PASSAGE SHOWN
Applications for the series opened on 14 November 2025, the day of the final of the previous series, and remained open until 1 August 2026. The casting team advertised for housemates on social media in a series of videos in which people are seen walking around various locations in the United Kingdom holding business cards with the words "Think you've got what it takes to make a great housemate?", as well as a link to the Big Brother website on it. A series of further videos were uploaded, narrated by Marcus Bentley, which targeted different cities and towns throughout Britain on a map and encouraged them to apply. Other videos were shared further along the audition process, one of which featured words being typed on a computer including "urgent", "meeting room 1", "confidential", "shortlist", "under review" and "top secret", and was narrated by Bentley who stated that the "search for housemates was well underway" and that producers were reviewing applications, with "Don't wait. Apply now" written on the computer. Another video included close ups of cameras and equipment used for the auditions, with Bentley stating that "thousands had already applied" and that if people had "been thinking about [applying], now was the time". Both videos concluded with Bentley reading out the audition website. In August 2026, it was reported that the series was set to feature the return of previous housemates from Celebrity Big Brother, who would enter the house as part of tasks, similar to that of the eighteenth series, as well as Sharon Osbourne's stay as a "celebrity lodger" in the twenty-third celebrity series.

===Broadcast===
The series will run for 47 episodes, airing six nights a week from Sunday to Friday, with a 90-minute launch show and finale episode. Following the conclusion of the previous series, it was reported that the programme's spin-off show Big Brother: Late & Live had been axed. ITV subsequently confirmed it to be true, and Late & Live was instead replaced by a vodcast alternative titled Big Brother: The Group Chat, which airs between Sundays and Thursdays, with the exception of the launch, and is hosted by GK Barry and Kate Lawler, the latter of whom won the third series of Big Brother in 2002. The live eviction shows were also extended to accommodate interviews with the evicted housemates. It was also announced that the Big Brother: Live Stream, which aired live feed from inside the house, had been axed for this series. The series began on 13 September 2026.

LISTING
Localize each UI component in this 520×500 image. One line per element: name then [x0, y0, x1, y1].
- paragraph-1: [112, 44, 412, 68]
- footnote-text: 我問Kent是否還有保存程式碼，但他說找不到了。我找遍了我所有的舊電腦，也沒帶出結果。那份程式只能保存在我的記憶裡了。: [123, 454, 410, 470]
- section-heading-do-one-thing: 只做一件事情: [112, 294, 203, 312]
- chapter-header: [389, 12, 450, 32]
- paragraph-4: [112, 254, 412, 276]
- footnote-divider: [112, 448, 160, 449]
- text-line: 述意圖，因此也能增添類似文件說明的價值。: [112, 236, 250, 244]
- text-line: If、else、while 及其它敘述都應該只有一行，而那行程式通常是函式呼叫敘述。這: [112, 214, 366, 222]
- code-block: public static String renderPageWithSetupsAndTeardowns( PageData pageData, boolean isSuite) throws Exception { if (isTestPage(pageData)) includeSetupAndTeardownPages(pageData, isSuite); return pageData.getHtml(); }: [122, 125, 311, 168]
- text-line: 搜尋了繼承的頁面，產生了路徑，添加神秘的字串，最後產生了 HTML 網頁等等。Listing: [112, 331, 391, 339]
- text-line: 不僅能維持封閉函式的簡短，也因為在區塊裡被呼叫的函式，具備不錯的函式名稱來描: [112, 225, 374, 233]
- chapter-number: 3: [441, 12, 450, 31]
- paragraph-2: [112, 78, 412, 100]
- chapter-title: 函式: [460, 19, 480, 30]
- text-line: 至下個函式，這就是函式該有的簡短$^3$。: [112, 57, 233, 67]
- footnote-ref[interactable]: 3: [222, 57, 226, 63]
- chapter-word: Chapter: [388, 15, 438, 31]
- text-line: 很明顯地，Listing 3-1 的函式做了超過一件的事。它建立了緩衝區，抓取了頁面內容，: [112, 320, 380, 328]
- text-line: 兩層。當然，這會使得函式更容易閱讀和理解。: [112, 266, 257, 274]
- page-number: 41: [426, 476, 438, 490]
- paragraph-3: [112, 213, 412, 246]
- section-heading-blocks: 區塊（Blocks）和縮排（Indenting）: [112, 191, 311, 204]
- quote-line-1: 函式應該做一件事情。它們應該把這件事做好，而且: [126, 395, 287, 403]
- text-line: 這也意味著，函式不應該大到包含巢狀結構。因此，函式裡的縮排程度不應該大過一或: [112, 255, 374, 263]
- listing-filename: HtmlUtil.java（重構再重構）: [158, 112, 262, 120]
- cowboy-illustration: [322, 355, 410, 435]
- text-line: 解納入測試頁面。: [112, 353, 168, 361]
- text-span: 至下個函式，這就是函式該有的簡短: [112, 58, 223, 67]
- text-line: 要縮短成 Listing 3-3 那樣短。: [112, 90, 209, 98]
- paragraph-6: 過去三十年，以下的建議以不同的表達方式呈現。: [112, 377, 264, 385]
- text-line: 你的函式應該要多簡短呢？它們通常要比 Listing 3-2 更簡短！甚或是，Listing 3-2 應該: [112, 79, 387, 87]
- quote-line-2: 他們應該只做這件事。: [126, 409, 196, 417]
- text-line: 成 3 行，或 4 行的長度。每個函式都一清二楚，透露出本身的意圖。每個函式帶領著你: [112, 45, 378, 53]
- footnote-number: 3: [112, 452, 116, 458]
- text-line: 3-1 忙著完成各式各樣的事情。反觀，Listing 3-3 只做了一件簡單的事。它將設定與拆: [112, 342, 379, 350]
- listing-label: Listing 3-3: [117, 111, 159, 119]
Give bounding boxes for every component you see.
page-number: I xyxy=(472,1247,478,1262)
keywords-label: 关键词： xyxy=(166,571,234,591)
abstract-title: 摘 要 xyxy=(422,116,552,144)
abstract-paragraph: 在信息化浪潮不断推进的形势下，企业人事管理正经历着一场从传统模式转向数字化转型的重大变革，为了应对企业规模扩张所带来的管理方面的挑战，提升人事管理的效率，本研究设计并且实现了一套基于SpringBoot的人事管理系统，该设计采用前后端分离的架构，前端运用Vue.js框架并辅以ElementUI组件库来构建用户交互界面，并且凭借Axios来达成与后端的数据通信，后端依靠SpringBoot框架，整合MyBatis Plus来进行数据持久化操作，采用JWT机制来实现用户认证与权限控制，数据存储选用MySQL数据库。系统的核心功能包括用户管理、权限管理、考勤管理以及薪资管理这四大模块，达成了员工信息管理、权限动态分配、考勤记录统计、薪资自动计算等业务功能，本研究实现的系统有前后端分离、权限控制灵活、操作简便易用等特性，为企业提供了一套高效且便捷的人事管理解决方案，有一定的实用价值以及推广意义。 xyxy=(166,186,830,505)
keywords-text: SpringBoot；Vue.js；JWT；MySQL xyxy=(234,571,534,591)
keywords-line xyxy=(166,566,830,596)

SET TASKS
• 1. According to the passage on the Big Brother series, who hosts Big Brother: The Group Chat?
• 2. List every word or phrase that the Big Brother series passage says was typed on a computer in one of the audition videos.
• 3. Write a continuation of the Big Brother series passage, starting after its final sentence.

RESULTS BY TASK
• 1. GK Barry and Kate Lawler

• 2. "urgent", "meeting room 1", "confidential", "shortlist", "under review" and "top secret"

• 3.
===House===
As in the previous series, the house used is a purpose built set at Titan Studios located within Versa Studios in Acton, London. Photos of the house began emerging in September 2026, with the diary room chair being revealed on 10 September. It is a red chair in the shape of eye with different coloured shades of red balls surrounding an iris in the centre. The following day, host AJ Odudu conducted a tour of the house on This Morning, with ITV subsequently revealing photos of the house on social media. The house maintained a similar structure to the previous series on ITV, but with updated colour schemes. The entrance corridor featured red curtained walls with various different pictures on the wall resembling that of the eye logo, as well as chequered flooring. The living area followed a red colour scheme, with a teal sofa. The kitchen is primarily teal, with a gold surface top on the island in the centre, and black and white chequered flooring. The dining area and entrance to the bedroom followed an orange theme, with the dining table forming the shape of a gold eye template. The bedroom uses an orange and dark blue colour scheme, with the vanity station featuring stool seating with fringe attached, and gold mirrors. The bathroom followed a mainly burgundy and maroon colour scheme, with added orange and red decor, as well as two gold armchairs and a red cushioned seating area near the bath. It has two toilets and two showers, as well as three sinks. The garden follows a mostly red and green theme. It features artificial grass and has a cushioned seating area, as well as a hot tub. The walls contained a green and white leaf pattern, as well as an artificial plant wall outside the snug, and inside the eye at the bottom of the garden which surrounded the two-way mirror, and had green and white striped sun loungers in front of it. The snug also returned, which followed a red theme with two red armchairs, various ornaments and a zebra print rug. The garden also featured a new table and chairs surrounded by artificial plants. The corridor leading to the diary room follows a gold theme, with gold curtains and white lights on the walls that take the shape of windows. It also has various pictures on the walls resembling that of those seen in the eye logo and chequered flooring. Several ornaments are featured around the house, as well as lighting fixtures, some of which are feathered.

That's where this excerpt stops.